→ **Work required**
Turn the items from the line containing "Patent image size: (625, 537)." through the line containing "The actuator 48 is at (329, 367).", both ends included, into a JSON list of strings with one string per line. Leave out any blank lines.

→ **Material provided**
[START]

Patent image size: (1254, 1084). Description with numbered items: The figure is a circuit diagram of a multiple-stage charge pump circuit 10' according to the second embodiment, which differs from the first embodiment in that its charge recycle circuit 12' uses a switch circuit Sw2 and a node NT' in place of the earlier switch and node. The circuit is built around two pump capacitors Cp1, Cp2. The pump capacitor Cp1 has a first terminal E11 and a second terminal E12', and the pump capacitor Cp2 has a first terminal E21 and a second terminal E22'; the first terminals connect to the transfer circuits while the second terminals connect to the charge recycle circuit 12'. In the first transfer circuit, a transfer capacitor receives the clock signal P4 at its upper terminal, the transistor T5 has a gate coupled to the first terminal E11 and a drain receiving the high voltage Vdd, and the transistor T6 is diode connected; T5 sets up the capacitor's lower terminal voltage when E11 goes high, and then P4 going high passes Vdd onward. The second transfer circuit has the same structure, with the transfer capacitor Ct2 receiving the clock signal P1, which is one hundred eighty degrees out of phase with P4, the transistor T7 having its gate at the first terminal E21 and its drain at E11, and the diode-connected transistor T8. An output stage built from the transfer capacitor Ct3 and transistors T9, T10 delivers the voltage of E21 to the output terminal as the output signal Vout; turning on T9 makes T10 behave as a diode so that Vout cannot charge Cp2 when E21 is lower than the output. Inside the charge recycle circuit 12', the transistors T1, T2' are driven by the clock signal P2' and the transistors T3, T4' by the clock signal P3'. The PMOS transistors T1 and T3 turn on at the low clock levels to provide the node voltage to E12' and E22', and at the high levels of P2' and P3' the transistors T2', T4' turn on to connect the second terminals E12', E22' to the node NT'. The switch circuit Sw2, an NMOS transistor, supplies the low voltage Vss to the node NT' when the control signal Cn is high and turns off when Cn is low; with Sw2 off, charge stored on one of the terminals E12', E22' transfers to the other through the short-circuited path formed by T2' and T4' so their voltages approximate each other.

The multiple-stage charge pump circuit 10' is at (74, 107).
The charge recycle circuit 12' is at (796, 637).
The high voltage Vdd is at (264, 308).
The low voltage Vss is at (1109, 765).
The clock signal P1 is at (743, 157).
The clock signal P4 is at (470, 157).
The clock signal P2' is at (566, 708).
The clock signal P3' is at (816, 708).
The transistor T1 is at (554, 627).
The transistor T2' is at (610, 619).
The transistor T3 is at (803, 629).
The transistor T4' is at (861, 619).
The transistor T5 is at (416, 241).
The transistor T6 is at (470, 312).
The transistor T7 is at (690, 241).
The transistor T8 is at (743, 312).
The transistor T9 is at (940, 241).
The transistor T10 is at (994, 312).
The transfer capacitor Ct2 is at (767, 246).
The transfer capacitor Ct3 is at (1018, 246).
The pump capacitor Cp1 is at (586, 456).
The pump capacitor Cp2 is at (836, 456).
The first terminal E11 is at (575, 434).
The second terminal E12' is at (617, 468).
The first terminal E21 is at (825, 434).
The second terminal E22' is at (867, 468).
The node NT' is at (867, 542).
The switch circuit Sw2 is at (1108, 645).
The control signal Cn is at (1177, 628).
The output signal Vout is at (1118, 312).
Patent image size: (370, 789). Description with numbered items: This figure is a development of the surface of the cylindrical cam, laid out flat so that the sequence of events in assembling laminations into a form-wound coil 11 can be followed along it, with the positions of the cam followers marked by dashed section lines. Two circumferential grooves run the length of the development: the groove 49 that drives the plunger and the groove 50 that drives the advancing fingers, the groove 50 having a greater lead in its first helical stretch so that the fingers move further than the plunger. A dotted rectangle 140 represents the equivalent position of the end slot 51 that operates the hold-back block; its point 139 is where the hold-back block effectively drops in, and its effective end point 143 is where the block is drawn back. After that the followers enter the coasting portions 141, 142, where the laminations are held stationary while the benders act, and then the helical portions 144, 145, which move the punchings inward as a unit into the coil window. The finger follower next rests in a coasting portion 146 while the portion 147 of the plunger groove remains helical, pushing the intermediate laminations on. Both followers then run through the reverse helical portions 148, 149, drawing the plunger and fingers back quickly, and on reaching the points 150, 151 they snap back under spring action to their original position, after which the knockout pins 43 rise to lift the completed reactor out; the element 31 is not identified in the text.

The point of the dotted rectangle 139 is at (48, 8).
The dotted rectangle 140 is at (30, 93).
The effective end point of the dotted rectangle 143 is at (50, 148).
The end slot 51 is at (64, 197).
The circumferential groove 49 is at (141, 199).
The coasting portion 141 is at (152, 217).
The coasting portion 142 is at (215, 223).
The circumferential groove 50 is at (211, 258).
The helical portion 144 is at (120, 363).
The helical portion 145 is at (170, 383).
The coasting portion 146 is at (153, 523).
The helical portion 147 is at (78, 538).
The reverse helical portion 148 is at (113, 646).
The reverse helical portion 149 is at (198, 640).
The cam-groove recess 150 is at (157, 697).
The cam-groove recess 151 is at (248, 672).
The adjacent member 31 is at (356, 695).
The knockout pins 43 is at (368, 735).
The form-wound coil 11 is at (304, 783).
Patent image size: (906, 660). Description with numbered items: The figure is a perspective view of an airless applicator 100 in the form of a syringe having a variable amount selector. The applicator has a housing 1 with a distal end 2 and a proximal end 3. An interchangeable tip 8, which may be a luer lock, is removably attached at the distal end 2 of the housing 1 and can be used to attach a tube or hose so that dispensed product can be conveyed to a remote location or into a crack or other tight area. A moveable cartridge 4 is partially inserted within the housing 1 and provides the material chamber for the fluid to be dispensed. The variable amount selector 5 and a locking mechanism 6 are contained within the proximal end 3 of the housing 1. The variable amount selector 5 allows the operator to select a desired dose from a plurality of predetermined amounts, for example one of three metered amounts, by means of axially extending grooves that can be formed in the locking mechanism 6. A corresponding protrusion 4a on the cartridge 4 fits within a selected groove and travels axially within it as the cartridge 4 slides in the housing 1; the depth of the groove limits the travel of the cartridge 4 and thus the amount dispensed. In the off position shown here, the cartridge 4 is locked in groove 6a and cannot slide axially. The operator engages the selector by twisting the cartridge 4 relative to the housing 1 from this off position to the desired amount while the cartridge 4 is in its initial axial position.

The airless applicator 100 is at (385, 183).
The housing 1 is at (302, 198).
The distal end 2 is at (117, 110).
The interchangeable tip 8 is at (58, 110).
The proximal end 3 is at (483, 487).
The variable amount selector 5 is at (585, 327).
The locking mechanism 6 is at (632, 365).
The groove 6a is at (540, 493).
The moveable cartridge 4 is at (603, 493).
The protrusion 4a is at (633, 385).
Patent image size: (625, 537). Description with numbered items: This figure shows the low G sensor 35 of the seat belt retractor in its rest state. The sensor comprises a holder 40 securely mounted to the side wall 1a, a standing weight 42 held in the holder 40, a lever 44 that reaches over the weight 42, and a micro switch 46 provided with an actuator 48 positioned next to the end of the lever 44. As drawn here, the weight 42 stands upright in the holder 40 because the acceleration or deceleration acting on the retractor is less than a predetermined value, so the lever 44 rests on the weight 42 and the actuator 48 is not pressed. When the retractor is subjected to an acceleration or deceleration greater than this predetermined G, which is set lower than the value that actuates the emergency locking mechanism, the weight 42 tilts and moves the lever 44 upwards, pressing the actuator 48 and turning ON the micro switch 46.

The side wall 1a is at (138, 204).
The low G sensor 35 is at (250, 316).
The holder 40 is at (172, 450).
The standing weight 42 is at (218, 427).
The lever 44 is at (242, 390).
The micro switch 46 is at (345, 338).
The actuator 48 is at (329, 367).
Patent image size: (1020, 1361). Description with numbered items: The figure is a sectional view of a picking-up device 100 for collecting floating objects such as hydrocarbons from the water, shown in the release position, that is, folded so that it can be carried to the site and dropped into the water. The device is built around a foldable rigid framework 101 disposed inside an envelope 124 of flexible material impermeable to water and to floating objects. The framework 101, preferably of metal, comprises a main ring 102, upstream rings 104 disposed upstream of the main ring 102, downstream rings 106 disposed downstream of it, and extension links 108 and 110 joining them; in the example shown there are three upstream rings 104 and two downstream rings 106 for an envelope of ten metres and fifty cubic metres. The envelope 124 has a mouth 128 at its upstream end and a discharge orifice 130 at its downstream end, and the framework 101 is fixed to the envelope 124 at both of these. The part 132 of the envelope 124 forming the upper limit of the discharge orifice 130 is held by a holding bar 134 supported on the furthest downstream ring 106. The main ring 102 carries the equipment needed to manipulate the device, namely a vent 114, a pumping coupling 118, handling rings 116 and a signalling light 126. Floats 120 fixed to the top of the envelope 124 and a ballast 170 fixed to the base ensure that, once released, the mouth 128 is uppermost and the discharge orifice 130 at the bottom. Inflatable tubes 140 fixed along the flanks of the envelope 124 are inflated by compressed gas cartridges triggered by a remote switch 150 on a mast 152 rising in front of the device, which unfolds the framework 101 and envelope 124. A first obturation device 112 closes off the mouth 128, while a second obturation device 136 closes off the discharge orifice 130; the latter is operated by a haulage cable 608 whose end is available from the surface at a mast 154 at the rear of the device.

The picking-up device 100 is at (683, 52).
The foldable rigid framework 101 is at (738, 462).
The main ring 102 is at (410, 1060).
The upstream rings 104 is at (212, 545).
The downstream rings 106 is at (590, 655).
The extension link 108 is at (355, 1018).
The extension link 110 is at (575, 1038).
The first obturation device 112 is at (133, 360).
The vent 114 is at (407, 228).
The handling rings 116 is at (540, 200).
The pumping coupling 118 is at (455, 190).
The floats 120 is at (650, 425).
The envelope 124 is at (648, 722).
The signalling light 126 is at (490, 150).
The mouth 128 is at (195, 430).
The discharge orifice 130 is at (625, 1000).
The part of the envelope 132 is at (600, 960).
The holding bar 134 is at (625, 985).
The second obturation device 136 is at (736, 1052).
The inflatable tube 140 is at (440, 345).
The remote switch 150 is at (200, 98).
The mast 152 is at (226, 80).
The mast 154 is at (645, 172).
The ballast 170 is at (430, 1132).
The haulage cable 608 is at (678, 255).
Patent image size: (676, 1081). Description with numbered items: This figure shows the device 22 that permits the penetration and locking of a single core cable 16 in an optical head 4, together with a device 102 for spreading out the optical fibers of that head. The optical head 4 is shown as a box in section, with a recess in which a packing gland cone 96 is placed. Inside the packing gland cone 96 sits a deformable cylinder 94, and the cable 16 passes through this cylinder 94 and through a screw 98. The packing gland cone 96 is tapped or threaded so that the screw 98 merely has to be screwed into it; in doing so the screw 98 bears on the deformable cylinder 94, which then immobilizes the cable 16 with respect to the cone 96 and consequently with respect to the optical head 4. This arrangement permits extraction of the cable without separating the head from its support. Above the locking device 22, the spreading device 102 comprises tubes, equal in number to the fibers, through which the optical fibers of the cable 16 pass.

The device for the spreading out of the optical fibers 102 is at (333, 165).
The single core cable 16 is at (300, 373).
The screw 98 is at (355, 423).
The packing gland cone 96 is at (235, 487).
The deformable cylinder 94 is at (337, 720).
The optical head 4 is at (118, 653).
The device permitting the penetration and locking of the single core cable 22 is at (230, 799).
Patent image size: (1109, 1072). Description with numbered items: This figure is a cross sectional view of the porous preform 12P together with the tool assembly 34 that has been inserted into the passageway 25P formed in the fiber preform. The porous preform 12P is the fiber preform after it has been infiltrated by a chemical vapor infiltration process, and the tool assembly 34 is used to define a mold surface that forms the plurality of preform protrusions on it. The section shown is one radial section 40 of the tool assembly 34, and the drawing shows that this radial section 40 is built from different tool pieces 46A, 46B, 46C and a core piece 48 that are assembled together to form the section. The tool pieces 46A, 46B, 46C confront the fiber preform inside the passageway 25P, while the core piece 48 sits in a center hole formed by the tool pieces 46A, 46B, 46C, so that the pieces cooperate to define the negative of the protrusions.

[END]

→ **Task output**
[
  "Patent image size: (625, 537). Description with numbered items: This figure shows the low G sensor 35 of the seat belt retractor in its rest state. The sensor comprises a holder 40 securely mounted to the side wall 1a, a standing weight 42 held in the holder 40, a lever 44 that reaches over the weight 42, and a micro switch 46 provided with an actuator 48 positioned next to the end of the lever 44. As drawn here, the weight 42 stands upright in the holder 40 because the acceleration or deceleration acting on the retractor is less than a predetermined value, so the lever 44 rests on the weight 42 and the actuator 48 is not pressed. When the retractor is subjected to an acceleration or deceleration greater than this predetermined G, which is set lower than the value that actuates the emergency locking mechanism, the weight 42 tilts and moves the lever 44 upwards, pressing the actuator 48 and turning ON the micro switch 46.",
  "The side wall 1a is at (138, 204).",
  "The low G sensor 35 is at (250, 316).",
  "The holder 40 is at (172, 450).",
  "The standing weight 42 is at (218, 427).",
  "The lever 44 is at (242, 390).",
  "The micro switch 46 is at (345, 338).",
  "The actuator 48 is at (329, 367)."
]